== ITEMS ==

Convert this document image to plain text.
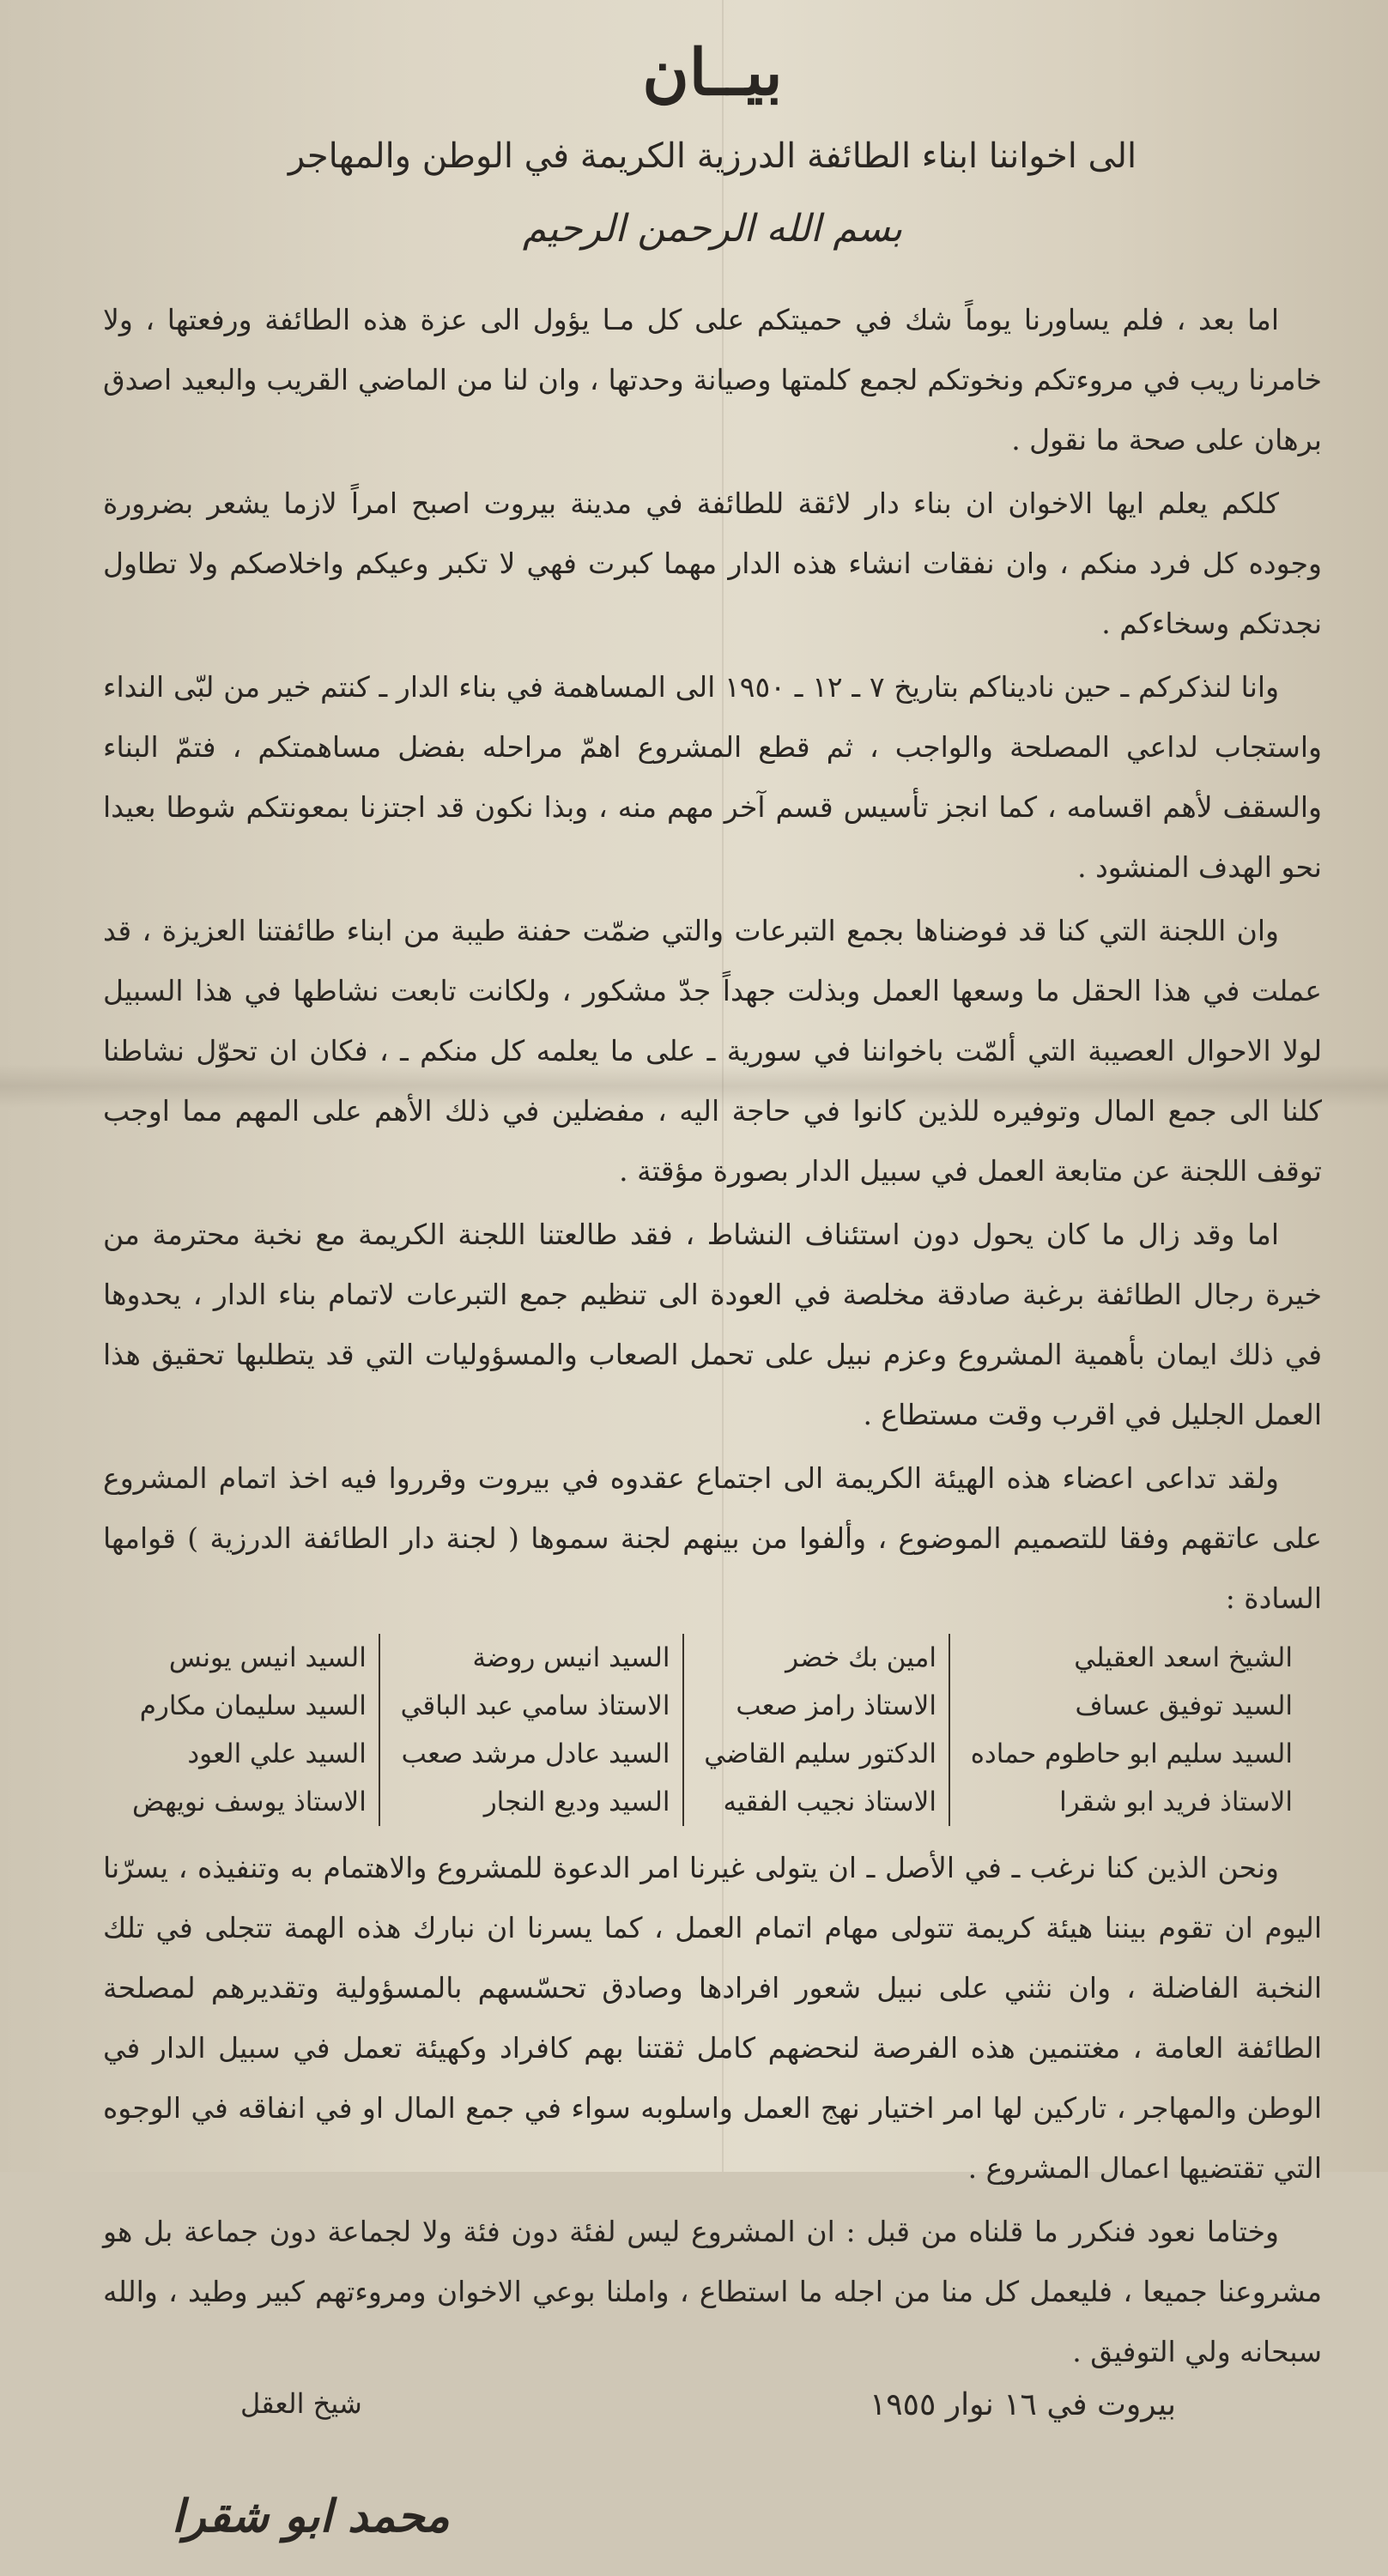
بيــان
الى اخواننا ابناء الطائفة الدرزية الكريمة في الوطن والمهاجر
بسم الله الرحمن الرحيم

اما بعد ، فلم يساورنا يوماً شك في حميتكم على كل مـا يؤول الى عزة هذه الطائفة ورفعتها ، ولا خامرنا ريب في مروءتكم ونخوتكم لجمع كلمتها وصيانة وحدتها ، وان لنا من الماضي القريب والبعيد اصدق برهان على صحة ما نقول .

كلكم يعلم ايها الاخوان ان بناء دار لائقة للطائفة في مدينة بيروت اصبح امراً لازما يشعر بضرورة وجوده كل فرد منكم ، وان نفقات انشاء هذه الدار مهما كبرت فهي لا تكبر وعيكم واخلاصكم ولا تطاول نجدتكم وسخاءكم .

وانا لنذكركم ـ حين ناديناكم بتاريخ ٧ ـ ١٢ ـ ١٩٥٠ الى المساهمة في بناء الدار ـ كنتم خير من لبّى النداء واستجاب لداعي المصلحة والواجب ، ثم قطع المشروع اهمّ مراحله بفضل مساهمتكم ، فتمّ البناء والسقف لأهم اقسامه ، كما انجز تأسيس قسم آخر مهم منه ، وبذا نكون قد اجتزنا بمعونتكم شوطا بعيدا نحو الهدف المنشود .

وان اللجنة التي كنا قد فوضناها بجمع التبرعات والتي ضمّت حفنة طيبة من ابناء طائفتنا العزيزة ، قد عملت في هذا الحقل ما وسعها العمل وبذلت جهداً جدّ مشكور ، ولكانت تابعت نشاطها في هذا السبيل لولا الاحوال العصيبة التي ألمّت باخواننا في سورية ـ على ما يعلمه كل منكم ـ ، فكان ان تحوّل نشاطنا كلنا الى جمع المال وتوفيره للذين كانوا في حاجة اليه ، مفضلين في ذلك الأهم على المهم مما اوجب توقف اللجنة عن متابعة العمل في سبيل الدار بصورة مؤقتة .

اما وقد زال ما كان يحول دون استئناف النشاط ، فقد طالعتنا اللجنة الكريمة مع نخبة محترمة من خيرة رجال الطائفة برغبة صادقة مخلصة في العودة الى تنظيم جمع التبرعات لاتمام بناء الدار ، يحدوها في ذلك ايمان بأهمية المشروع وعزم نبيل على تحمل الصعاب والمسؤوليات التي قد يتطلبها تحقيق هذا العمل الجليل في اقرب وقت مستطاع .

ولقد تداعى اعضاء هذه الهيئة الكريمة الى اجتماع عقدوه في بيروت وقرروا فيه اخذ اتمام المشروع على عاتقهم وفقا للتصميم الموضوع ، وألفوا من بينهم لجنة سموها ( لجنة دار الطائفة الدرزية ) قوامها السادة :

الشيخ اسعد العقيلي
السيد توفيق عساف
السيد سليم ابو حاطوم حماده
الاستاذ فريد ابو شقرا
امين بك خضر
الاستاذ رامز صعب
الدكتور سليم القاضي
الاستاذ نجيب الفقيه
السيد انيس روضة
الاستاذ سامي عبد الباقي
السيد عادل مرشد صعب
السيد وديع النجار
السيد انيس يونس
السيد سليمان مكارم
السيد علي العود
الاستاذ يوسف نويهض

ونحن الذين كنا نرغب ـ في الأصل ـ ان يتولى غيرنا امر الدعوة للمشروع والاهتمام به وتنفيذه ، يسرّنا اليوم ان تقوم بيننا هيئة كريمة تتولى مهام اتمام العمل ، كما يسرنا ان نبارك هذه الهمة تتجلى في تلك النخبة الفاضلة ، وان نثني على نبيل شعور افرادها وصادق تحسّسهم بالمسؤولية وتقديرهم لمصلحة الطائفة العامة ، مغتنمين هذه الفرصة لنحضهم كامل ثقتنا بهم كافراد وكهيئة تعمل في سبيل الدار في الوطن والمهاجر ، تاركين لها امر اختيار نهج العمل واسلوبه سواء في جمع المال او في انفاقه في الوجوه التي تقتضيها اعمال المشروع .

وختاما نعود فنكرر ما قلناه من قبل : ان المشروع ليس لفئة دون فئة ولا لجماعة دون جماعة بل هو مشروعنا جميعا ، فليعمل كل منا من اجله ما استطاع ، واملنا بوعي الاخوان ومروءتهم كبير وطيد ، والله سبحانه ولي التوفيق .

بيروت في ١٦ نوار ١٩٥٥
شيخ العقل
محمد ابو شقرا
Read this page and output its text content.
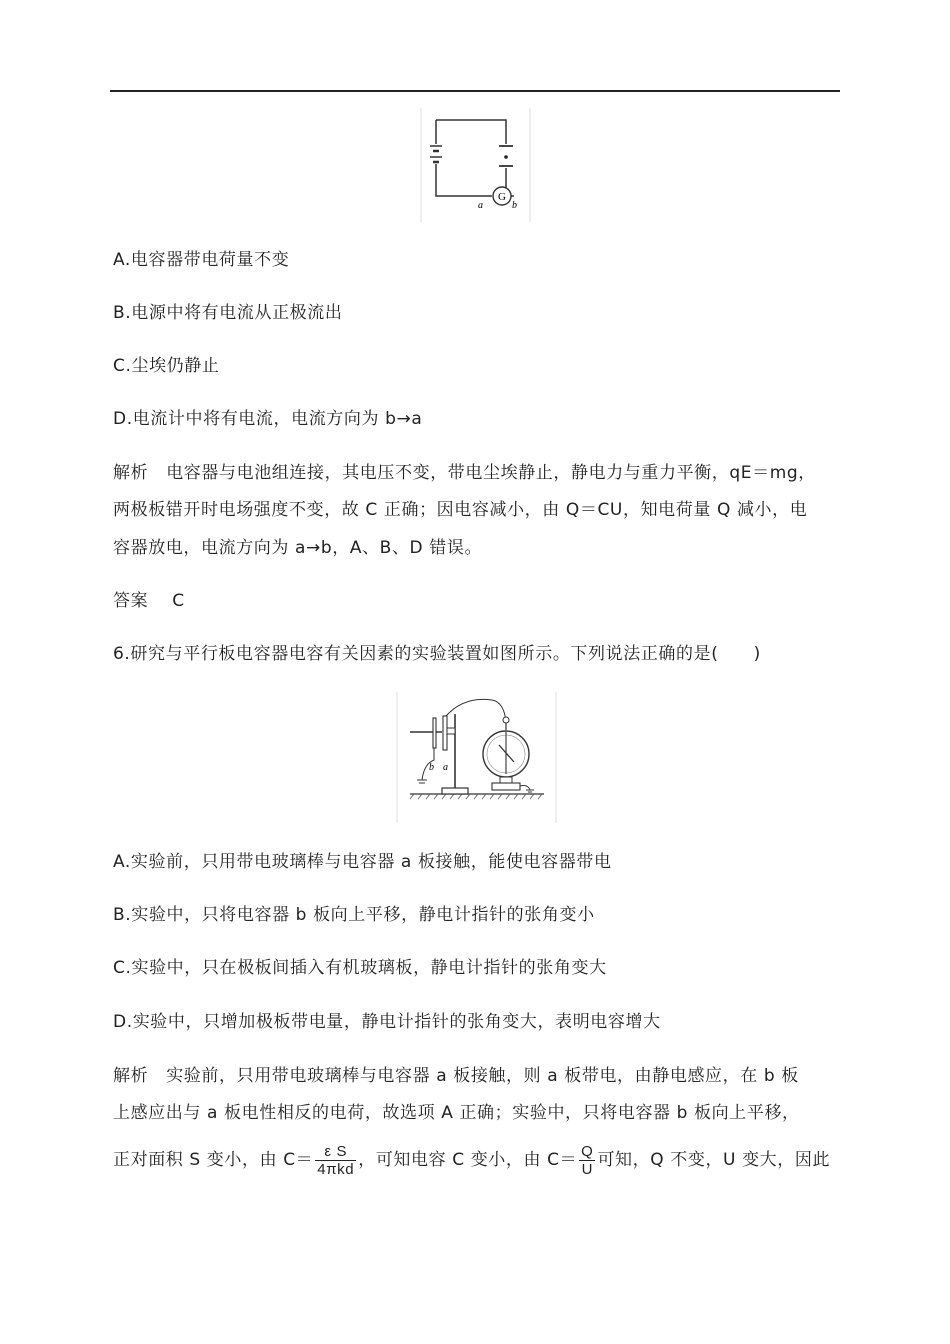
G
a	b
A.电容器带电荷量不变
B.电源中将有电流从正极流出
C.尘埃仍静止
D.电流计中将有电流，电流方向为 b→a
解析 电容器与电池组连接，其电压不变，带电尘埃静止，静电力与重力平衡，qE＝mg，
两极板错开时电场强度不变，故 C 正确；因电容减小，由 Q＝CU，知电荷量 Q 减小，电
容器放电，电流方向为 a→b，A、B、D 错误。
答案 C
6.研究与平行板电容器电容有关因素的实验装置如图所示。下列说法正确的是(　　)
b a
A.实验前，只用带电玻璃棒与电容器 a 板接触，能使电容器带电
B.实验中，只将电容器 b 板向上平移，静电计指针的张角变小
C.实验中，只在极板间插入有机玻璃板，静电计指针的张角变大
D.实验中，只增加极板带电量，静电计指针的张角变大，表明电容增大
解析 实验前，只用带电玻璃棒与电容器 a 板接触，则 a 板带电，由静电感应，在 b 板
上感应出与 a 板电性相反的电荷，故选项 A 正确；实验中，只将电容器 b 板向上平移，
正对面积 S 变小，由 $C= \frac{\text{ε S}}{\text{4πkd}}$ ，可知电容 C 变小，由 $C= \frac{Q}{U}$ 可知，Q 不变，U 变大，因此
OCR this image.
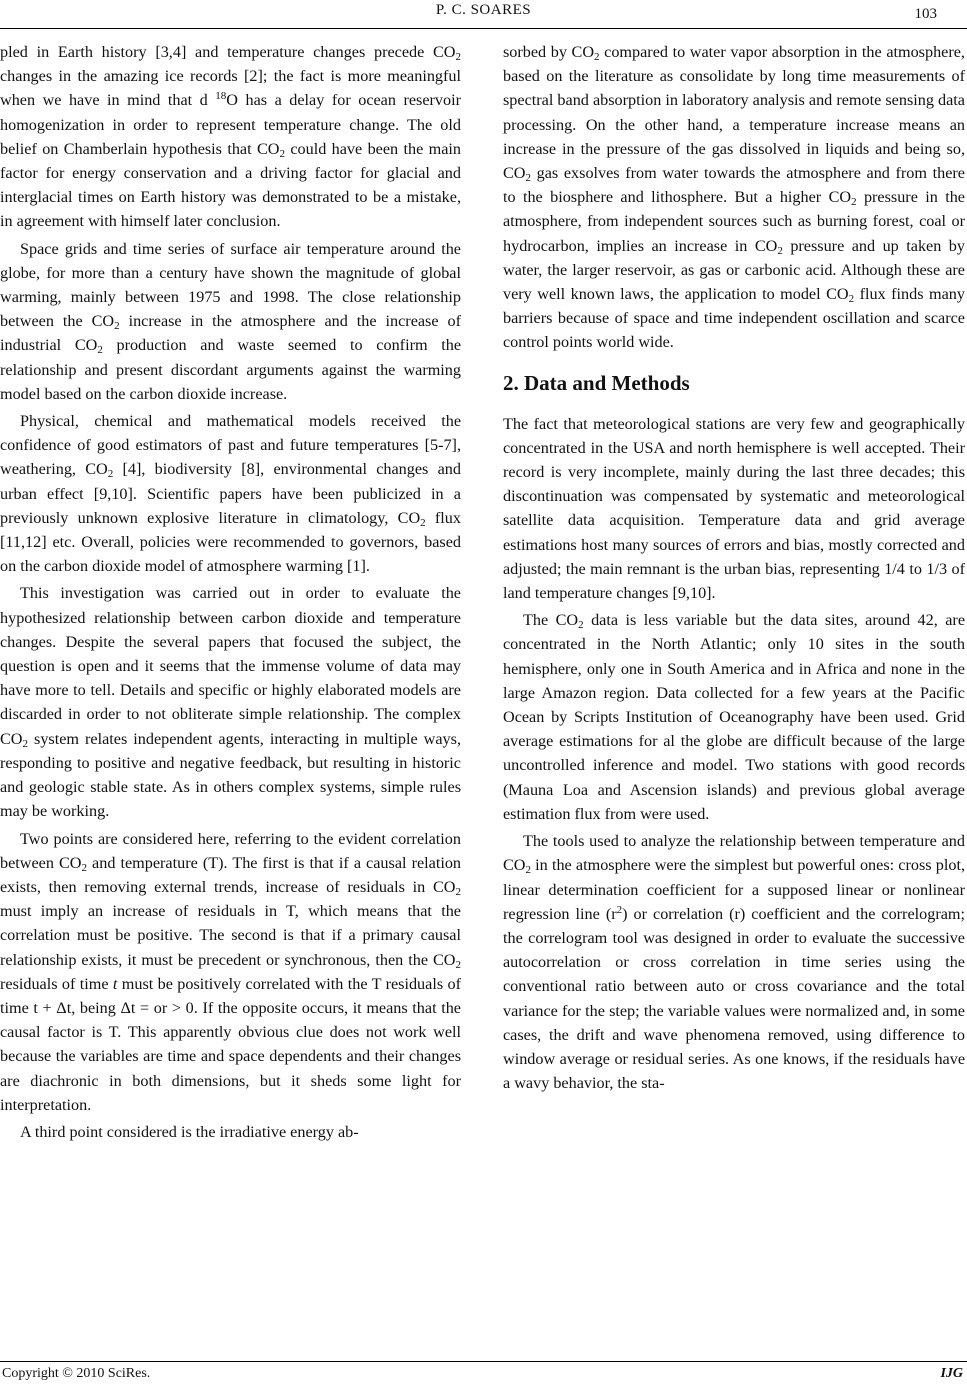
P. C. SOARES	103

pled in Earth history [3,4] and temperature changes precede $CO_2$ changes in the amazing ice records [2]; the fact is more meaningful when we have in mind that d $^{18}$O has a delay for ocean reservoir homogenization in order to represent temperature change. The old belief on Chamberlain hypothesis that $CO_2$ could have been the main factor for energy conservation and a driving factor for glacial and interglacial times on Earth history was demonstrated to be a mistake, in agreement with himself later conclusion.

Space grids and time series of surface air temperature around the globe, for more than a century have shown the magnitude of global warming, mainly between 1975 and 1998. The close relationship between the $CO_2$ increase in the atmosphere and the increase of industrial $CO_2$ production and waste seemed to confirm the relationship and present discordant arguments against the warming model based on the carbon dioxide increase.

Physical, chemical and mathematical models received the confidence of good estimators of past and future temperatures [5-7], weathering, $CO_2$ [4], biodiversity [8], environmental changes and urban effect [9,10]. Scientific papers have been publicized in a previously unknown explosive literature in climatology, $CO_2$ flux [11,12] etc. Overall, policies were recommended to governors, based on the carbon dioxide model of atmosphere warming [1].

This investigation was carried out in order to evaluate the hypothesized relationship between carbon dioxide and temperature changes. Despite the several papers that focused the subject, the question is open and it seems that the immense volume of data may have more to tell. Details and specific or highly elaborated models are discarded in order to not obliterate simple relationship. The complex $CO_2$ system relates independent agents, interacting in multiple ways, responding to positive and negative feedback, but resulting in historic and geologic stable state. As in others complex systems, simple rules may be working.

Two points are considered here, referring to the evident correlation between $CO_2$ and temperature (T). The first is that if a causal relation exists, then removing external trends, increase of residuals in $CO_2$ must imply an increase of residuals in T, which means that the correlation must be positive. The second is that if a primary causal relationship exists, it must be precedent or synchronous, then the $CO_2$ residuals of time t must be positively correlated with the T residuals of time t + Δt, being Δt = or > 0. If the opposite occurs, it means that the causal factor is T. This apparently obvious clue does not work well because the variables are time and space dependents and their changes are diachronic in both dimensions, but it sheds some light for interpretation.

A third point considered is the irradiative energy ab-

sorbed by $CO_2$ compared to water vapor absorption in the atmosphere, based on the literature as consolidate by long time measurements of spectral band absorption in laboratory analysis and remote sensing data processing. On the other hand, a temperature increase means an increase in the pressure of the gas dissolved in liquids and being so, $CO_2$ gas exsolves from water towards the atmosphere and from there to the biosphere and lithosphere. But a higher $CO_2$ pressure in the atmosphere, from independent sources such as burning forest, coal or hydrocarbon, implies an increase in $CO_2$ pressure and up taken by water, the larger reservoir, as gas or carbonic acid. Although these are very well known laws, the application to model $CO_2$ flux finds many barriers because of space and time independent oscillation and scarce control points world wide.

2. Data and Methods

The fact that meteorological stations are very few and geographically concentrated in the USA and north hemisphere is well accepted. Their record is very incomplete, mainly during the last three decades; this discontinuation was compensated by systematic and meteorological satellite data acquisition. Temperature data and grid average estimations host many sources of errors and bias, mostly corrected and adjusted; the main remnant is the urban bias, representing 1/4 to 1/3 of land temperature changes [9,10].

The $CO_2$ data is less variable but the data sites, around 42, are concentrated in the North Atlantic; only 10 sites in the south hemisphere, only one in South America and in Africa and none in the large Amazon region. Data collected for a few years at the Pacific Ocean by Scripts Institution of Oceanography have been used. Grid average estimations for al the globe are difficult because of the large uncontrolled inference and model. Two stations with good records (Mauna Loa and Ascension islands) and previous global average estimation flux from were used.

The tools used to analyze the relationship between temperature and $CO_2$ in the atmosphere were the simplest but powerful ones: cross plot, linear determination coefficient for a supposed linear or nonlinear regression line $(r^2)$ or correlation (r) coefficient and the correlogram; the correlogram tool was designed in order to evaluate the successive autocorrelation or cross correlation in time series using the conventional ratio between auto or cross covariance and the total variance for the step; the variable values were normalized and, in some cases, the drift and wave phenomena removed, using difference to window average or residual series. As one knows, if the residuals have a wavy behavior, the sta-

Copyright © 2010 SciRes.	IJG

===

Locate and copy each line in the data above that includes the word "الطائفة".

=== TASK ANSWER ===
الى اخواننا ابناء الطائفة الدرزية الكريمة في الوطن والمهاجر
اما بعد ، فلم يساورنا يوماً شك في حميتكم على كل مـا يؤول الى عزة هذه الطائفة ورفعتها ، ولا خامرنا ريب في مروءتكم ونخوتكم لجمع كلمتها وصيانة وحدتها ، وان لنا من الماضي القريب والبعيد اصدق برهان على صحة ما نقول .
اما وقد زال ما كان يحول دون استئناف النشاط ، فقد طالعتنا اللجنة الكريمة مع نخبة محترمة من خيرة رجال الطائفة برغبة صادقة مخلصة في العودة الى تنظيم جمع التبرعات لاتمام بناء الدار ، يحدوها في ذلك ايمان بأهمية المشروع وعزم نبيل على تحمل الصعاب والمسؤوليات التي قد يتطلبها تحقيق هذا العمل الجليل في اقرب وقت مستطاع .
ولقد تداعى اعضاء هذه الهيئة الكريمة الى اجتماع عقدوه في بيروت وقرروا فيه اخذ اتمام المشروع على عاتقهم وفقا للتصميم الموضوع ، وألفوا من بينهم لجنة سموها ( لجنة دار الطائفة الدرزية ) قوامها السادة :
ونحن الذين كنا نرغب ـ في الأصل ـ ان يتولى غيرنا امر الدعوة للمشروع والاهتمام به وتنفيذه ، يسرّنا اليوم ان تقوم بيننا هيئة كريمة تتولى مهام اتمام العمل ، كما يسرنا ان نبارك هذه الهمة تتجلى في تلك النخبة الفاضلة ، وان نثني على نبيل شعور افرادها وصادق تحسّسهم بالمسؤولية وتقديرهم لمصلحة الطائفة العامة ، مغتنمين هذه الفرصة لنحضهم كامل ثقتنا بهم كافراد وكهيئة تعمل في سبيل الدار في الوطن والمهاجر ، تاركين لها امر اختيار نهج العمل واسلوبه سواء في جمع المال او في انفاقه في الوجوه التي تقتضيها اعمال المشروع .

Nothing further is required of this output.